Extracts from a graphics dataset

┄┄┄┄┄┄┄┄┄┄┄┄┄┄┄┄┄┄┄┄

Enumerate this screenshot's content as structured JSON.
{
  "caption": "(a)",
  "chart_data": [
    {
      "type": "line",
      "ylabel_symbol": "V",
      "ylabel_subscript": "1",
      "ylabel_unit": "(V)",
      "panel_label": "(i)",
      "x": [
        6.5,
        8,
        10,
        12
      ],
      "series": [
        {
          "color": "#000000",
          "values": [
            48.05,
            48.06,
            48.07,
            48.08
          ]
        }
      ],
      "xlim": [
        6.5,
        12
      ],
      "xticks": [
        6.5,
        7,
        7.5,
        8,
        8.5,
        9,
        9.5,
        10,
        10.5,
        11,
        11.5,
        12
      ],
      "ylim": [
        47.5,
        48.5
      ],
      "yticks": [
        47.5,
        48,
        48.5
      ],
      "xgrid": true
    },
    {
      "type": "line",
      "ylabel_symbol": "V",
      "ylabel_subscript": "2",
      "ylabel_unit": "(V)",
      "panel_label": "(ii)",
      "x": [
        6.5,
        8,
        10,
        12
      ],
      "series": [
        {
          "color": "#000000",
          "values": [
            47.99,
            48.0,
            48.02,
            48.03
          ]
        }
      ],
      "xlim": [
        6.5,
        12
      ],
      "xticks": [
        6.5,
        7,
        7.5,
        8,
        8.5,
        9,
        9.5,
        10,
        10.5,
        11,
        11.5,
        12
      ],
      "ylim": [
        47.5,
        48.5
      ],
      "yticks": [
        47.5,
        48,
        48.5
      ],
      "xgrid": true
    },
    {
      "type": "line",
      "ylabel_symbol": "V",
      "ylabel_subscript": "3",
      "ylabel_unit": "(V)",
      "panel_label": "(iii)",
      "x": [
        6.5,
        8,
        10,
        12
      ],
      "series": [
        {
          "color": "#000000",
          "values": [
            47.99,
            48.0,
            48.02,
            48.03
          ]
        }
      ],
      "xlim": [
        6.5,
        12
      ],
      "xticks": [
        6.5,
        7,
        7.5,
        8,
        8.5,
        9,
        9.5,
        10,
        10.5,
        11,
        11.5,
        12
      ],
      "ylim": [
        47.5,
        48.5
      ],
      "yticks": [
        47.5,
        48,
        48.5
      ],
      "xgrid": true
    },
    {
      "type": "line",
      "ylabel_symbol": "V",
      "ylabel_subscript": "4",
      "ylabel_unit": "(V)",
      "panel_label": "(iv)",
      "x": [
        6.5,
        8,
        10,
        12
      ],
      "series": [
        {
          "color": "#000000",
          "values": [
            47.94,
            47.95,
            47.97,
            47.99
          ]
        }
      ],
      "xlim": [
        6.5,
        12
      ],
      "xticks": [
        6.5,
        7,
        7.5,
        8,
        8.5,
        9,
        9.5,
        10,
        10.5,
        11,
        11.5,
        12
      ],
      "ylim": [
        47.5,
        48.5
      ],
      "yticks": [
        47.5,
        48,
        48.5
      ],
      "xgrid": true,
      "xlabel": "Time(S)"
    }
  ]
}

┄┄┄┄┄┄┄┄┄┄┄┄┄┄┄┄┄┄┄┄

Extract, word for word, each line of the listing above.

**Task response**
Enumerate this screenshot's content as structured JSON.
{
  "caption": "(a)",
  "chart_data": [
    {
      "type": "line",
      "ylabel_symbol": "V",
      "ylabel_subscript": "1",
      "ylabel_unit": "(V)",
      "panel_label": "(i)",
      "x": [
        6.5,
        8,
        10,
        12
      ],
      "series": [
        {
          "color": "#000000",
          "values": [
            48.05,
            48.06,
            48.07,
            48.08
          ]
        }
      ],
      "xlim": [
        6.5,
        12
      ],
      "xticks": [
        6.5,
        7,
        7.5,
        8,
        8.5,
        9,
        9.5,
        10,
        10.5,
        11,
        11.5,
        12
      ],
      "ylim": [
        47.5,
        48.5
      ],
      "yticks": [
        47.5,
        48,
        48.5
      ],
      "xgrid": true
    },
    {
      "type": "line",
      "ylabel_symbol": "V",
      "ylabel_subscript": "2",
      "ylabel_unit": "(V)",
      "panel_label": "(ii)",
      "x": [
        6.5,
        8,
        10,
        12
      ],
      "series": [
        {
          "color": "#000000",
          "values": [
            47.99,
            48.0,
            48.02,
            48.03
          ]
        }
      ],
      "xlim": [
        6.5,
        12
      ],
      "xticks": [
        6.5,
        7,
        7.5,
        8,
        8.5,
        9,
        9.5,
        10,
        10.5,
        11,
        11.5,
        12
      ],
      "ylim": [
        47.5,
        48.5
      ],
      "yticks": [
        47.5,
        48,
        48.5
      ],
      "xgrid": true
    },
    {
      "type": "line",
      "ylabel_symbol": "V",
      "ylabel_subscript": "3",
      "ylabel_unit": "(V)",
      "panel_label": "(iii)",
      "x": [
        6.5,
        8,
        10,
        12
      ],
      "series": [
        {
          "color": "#000000",
          "values": [
            47.99,
            48.0,
            48.02,
            48.03
          ]
        }
      ],
      "xlim": [
        6.5,
        12
      ],
      "xticks": [
        6.5,
        7,
        7.5,
        8,
        8.5,
        9,
        9.5,
        10,
        10.5,
        11,
        11.5,
        12
      ],
      "ylim": [
        47.5,
        48.5
      ],
      "yticks": [
        47.5,
        48,
        48.5
      ],
      "xgrid": true
    },
    {
      "type": "line",
      "ylabel_symbol": "V",
      "ylabel_subscript": "4",
      "ylabel_unit": "(V)",
      "panel_label": "(iv)",
      "x": [
        6.5,
        8,
        10,
        12
      ],
      "series": [
        {
          "color": "#000000",
          "values": [
            47.94,
            47.95,
            47.97,
            47.99
          ]
        }
      ],
      "xlim": [
        6.5,
        12
      ],
      "xticks": [
        6.5,
        7,
        7.5,
        8,
        8.5,
        9,
        9.5,
        10,
        10.5,
        11,
        11.5,
        12
      ],
      "ylim": [
        47.5,
        48.5
      ],
      "yticks": [
        47.5,
        48,
        48.5
      ],
      "xgrid": true,
      "xlabel": "Time(S)"
    }
  ]
}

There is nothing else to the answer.